■ Task A
Using the article about Stefano Hatfield, answer the following:
(i) How soon after launch did Hatfield step down as editorial director of London Live?
(ii) What position did he take up at High50?
(iii) Which regulator allowed London Live to cut back on local programming?

Stefano Hatfield is keen to wax lyrical about his latest project High50, an online community for the 50-plus market that aims to ape the huge success Saga has had cornering over-65s, but the conversation inevitably drifts to his most recent role at Evgeny Lebedev’s London Live TV station.
Hatfield, the former editor of Lebedev’s cut price national the i, stepped down as editorial director of London Live just three weeks after launch.
He maintains that it was a planned exit - he started as editor-in-chief at High50 the day after officially finishing up at London Live - despite the station producing dreaded “zero ratings” for some of its shows in the opening weeks.
“There were a lot of cooks, that’s what I’d say,” he says diplomatically. “People don’t understand launches. There is a job to launch then a job beyond launch and they are not necessarily the same thing. There were a whole lot of people involved in the launch who then left because that’s what happens. It was an incredible opportunity to be involved with.”
London Live’s ratings have improved but the station continues to struggle; it recently cut a third of its staff, and late last year received permission from the broadcasting regulator Ofcom to cut back on local programming.
Nevertheless Hatfield still believes that it made sense for Lebedev to seize the opportunity to expand beyond his portfolio of newspapers, the Evening Standard, the Independent, the Independent on Sunday and the i.
“I think it was the right thing to do to go for the [local TV] licence,” he says. “They got it and if they hadn’t got the licence they’d have been open to rivals doing so and attacking them [commercially].”

■ Supplied material
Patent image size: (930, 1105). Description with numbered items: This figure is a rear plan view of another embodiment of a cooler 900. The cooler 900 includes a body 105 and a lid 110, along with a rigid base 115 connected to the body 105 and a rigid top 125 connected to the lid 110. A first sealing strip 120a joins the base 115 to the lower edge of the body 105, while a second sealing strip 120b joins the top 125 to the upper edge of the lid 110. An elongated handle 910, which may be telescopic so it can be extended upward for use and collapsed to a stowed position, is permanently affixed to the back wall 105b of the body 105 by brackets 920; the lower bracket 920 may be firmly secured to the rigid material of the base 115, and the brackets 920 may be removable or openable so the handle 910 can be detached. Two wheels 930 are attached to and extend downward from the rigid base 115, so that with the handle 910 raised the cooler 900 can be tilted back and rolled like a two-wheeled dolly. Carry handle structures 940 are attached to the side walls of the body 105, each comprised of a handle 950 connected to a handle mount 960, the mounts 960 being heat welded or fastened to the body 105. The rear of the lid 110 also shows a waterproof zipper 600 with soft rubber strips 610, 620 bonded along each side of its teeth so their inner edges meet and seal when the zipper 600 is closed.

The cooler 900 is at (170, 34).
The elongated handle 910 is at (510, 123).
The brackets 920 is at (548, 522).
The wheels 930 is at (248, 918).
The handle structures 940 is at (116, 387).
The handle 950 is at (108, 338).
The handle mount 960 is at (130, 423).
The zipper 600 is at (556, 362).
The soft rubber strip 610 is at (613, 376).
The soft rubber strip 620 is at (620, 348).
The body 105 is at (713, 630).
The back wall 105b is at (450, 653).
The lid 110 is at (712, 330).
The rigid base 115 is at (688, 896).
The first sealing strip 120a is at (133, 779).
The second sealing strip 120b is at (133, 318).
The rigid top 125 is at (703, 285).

■ Task B
Copy the records line for line without altering anything.

■ Written answer A
(i) Three weeks after launch.
(ii) Editor-in-chief.
(iii) Ofcom.

■ Written answer B
Patent image size: (930, 1105). Description with numbered items: This figure is a rear plan view of another embodiment of a cooler 900. The cooler 900 includes a body 105 and a lid 110, along with a rigid base 115 connected to the body 105 and a rigid top 125 connected to the lid 110. A first sealing strip 120a joins the base 115 to the lower edge of the body 105, while a second sealing strip 120b joins the top 125 to the upper edge of the lid 110. An elongated handle 910, which may be telescopic so it can be extended upward for use and collapsed to a stowed position, is permanently affixed to the back wall 105b of the body 105 by brackets 920; the lower bracket 920 may be firmly secured to the rigid material of the base 115, and the brackets 920 may be removable or openable so the handle 910 can be detached. Two wheels 930 are attached to and extend downward from the rigid base 115, so that with the handle 910 raised the cooler 900 can be tilted back and rolled like a two-wheeled dolly. Carry handle structures 940 are attached to the side walls of the body 105, each comprised of a handle 950 connected to a handle mount 960, the mounts 960 being heat welded or fastened to the body 105. The rear of the lid 110 also shows a waterproof zipper 600 with soft rubber strips 610, 620 bonded along each side of its teeth so their inner edges meet and seal when the zipper 600 is closed.

The cooler 900 is at (170, 34).
The elongated handle 910 is at (510, 123).
The brackets 920 is at (548, 522).
The wheels 930 is at (248, 918).
The handle structures 940 is at (116, 387).
The handle 950 is at (108, 338).
The handle mount 960 is at (130, 423).
The zipper 600 is at (556, 362).
The soft rubber strip 610 is at (613, 376).
The soft rubber strip 620 is at (620, 348).
The body 105 is at (713, 630).
The back wall 105b is at (450, 653).
The lid 110 is at (712, 330).
The rigid base 115 is at (688, 896).
The first sealing strip 120a is at (133, 779).
The second sealing strip 120b is at (133, 318).
The rigid top 125 is at (703, 285).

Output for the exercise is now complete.